## Description of the task
Copy out each line of the material in which the word "Należy" appears.
** BEGIN Entries shown **
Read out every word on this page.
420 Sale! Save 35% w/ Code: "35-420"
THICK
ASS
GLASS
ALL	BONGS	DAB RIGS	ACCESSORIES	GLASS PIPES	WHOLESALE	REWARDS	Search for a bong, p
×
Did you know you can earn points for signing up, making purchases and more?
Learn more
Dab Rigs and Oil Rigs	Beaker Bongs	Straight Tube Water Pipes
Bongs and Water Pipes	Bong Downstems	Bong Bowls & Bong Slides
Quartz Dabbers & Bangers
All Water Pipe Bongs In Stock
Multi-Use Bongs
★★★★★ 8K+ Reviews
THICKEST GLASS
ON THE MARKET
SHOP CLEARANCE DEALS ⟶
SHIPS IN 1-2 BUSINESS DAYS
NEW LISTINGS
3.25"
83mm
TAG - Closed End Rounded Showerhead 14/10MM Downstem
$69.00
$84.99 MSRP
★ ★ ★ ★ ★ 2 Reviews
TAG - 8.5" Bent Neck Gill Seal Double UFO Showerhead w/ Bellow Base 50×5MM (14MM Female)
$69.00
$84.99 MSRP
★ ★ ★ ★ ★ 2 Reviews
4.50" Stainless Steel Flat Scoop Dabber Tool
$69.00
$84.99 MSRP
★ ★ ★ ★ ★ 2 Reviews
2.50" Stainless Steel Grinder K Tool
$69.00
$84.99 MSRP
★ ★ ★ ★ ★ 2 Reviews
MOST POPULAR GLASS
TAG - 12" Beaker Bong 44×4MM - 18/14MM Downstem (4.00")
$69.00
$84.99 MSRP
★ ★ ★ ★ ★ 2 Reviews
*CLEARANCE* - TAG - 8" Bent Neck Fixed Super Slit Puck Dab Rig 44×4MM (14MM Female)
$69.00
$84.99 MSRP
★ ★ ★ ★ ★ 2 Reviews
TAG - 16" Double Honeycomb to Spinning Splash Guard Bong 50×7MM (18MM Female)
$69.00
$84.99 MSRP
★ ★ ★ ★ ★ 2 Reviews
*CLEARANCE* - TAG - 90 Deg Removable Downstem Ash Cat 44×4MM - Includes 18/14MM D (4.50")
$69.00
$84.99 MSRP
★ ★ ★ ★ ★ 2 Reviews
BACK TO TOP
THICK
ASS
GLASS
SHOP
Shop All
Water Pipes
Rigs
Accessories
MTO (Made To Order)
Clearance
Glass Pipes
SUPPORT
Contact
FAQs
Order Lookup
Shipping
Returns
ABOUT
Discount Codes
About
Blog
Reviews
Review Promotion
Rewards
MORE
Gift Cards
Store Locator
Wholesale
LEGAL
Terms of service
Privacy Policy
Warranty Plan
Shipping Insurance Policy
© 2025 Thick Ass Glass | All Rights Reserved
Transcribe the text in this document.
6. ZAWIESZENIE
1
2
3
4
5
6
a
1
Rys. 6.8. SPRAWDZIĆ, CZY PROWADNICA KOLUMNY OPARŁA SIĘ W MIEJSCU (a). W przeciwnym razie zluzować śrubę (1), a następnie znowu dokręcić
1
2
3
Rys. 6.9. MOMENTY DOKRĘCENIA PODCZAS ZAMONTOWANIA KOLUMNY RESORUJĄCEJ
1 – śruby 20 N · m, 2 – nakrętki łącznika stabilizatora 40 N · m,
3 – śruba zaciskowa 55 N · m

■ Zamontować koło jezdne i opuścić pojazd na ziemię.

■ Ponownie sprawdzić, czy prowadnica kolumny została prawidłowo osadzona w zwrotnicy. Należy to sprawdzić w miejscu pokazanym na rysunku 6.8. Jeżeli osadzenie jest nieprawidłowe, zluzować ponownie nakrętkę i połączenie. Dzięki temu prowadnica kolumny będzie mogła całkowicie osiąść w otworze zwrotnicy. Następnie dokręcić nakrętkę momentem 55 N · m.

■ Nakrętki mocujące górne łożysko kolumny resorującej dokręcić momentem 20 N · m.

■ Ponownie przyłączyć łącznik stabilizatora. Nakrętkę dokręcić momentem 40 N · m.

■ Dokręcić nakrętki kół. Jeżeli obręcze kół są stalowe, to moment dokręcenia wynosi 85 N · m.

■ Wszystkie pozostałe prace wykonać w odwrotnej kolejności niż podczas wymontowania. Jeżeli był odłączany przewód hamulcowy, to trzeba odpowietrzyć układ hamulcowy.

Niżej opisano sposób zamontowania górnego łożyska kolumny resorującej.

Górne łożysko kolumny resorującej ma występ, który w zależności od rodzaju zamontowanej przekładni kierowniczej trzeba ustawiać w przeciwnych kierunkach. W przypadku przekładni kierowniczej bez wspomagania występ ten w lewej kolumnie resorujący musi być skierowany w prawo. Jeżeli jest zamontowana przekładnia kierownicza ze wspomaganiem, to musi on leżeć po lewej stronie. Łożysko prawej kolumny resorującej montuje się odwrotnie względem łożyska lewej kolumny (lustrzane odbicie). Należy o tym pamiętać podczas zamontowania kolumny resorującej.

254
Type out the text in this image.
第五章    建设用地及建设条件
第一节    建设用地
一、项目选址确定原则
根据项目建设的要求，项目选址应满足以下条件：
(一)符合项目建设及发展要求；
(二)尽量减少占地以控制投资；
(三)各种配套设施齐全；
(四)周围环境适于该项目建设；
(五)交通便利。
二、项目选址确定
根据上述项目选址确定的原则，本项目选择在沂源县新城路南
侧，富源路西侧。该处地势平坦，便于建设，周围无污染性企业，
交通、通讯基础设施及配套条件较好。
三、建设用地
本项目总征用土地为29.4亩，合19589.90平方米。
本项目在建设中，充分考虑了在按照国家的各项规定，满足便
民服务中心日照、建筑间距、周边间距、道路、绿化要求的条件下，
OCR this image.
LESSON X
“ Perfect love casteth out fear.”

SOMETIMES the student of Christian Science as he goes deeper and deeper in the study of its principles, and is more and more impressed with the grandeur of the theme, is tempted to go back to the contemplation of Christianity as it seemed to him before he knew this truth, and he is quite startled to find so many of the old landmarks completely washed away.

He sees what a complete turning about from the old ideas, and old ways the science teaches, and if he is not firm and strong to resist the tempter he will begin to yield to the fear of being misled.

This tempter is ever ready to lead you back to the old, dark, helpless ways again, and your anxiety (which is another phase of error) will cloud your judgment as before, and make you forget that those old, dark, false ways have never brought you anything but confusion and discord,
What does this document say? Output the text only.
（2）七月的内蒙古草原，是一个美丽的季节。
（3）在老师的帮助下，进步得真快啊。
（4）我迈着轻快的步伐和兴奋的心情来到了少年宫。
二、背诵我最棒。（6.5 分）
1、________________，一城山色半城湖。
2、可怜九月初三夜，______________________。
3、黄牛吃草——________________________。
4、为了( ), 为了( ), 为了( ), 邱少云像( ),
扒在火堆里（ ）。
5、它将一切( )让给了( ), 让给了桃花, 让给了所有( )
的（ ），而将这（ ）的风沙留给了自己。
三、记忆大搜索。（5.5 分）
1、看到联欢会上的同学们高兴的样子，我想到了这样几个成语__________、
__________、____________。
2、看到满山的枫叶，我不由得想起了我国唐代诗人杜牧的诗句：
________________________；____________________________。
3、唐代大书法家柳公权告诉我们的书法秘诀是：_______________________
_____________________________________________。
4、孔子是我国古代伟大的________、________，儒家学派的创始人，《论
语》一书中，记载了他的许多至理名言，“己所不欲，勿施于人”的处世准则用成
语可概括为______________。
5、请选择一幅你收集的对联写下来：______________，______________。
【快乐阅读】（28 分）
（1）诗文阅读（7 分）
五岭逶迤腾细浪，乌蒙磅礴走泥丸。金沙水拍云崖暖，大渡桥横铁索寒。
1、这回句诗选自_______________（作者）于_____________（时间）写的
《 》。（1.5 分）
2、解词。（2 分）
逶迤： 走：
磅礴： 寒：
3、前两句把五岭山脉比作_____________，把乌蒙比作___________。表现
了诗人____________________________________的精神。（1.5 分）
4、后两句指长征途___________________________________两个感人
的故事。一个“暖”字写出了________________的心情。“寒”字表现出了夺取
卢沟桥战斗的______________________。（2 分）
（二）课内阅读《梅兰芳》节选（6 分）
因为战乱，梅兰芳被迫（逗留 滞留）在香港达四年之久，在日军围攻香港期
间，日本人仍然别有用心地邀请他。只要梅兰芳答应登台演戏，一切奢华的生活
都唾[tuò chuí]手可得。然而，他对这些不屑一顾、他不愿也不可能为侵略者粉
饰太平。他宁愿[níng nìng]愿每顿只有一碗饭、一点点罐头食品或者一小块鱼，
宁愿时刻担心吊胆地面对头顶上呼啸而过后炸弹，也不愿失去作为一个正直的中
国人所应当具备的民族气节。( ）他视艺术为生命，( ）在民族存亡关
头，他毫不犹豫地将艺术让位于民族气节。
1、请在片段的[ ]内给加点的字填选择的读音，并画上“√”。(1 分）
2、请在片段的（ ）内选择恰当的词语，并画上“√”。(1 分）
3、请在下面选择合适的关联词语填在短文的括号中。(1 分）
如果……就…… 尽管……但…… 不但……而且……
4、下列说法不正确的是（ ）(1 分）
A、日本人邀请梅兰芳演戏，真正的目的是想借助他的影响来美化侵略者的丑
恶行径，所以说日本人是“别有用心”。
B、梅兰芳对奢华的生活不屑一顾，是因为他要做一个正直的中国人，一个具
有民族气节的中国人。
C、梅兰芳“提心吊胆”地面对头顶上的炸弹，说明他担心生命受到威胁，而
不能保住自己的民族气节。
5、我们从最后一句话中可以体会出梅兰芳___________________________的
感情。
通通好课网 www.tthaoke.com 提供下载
** END Entries shown **
## Solution to the exercise
■ Ponownie sprawdzić, czy prowadnica kolumny została prawidłowo osadzona w zwrotnicy. Należy to sprawdzić w miejscu pokazanym na rysunku 6.8. Jeżeli osadzenie jest nieprawidłowe, zluzować ponownie nakrętkę i połączenie. Dzięki temu prowadnica kolumny będzie mogła całkowicie osiąść w otworze zwrotnicy. Następnie dokręcić nakrętkę momentem 55 N · m.
Górne łożysko kolumny resorującej ma występ, który w zależności od rodzaju zamontowanej przekładni kierowniczej trzeba ustawiać w przeciwnych kierunkach. W przypadku przekładni kierowniczej bez wspomagania występ ten w lewej kolumnie resorujący musi być skierowany w prawo. Jeżeli jest zamontowana przekładnia kierownicza ze wspomaganiem, to musi on leżeć po lewej stronie. Łożysko prawej kolumny resorującej montuje się odwrotnie względem łożyska lewej kolumny (lustrzane odbicie). Należy o tym pamiętać podczas zamontowania kolumny resorującej.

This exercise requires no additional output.